- **WORK TO BE COMPLETED**: Give the data below again exactly as written, without its pictures.

- **RECORDS PROVIDED**:
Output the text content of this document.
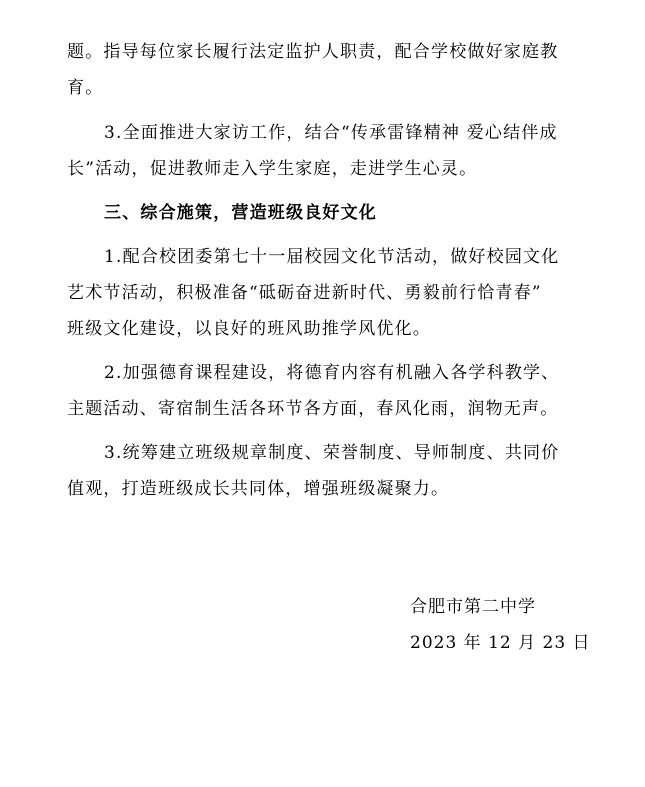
题。指导每位家长履行法定监护人职责，配合学校做好家庭教
育。
3.全面推进大家访工作，结合“传承雷锋精神 爱心结伴成
长”活动，促进教师走入学生家庭，走进学生心灵。
三、综合施策，营造班级良好文化
1.配合校团委第七十一届校园文化节活动，做好校园文化
艺术节活动，积极准备“砥砺奋进新时代、勇毅前行恰青春”
班级文化建设，以良好的班风助推学风优化。
2.加强德育课程建设，将德育内容有机融入各学科教学、
主题活动、寄宿制生活各环节各方面，春风化雨，润物无声。
3.统筹建立班级规章制度、荣誉制度、导师制度、共同价
值观，打造班级成长共同体，增强班级凝聚力。
合肥市第二中学
2023 年 12 月 23 日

- **FULL ANSWER**:
Output the text content of this document.
题。指导每位家长履行法定监护人职责，配合学校做好家庭教
育。
3.全面推进大家访工作，结合“传承雷锋精神 爱心结伴成
长”活动，促进教师走入学生家庭，走进学生心灵。
三、综合施策，营造班级良好文化
1.配合校团委第七十一届校园文化节活动，做好校园文化
艺术节活动，积极准备“砥砺奋进新时代、勇毅前行恰青春”
班级文化建设，以良好的班风助推学风优化。
2.加强德育课程建设，将德育内容有机融入各学科教学、
主题活动、寄宿制生活各环节各方面，春风化雨，润物无声。
3.统筹建立班级规章制度、荣誉制度、导师制度、共同价
值观，打造班级成长共同体，增强班级凝聚力。
合肥市第二中学
2023 年 12 月 23 日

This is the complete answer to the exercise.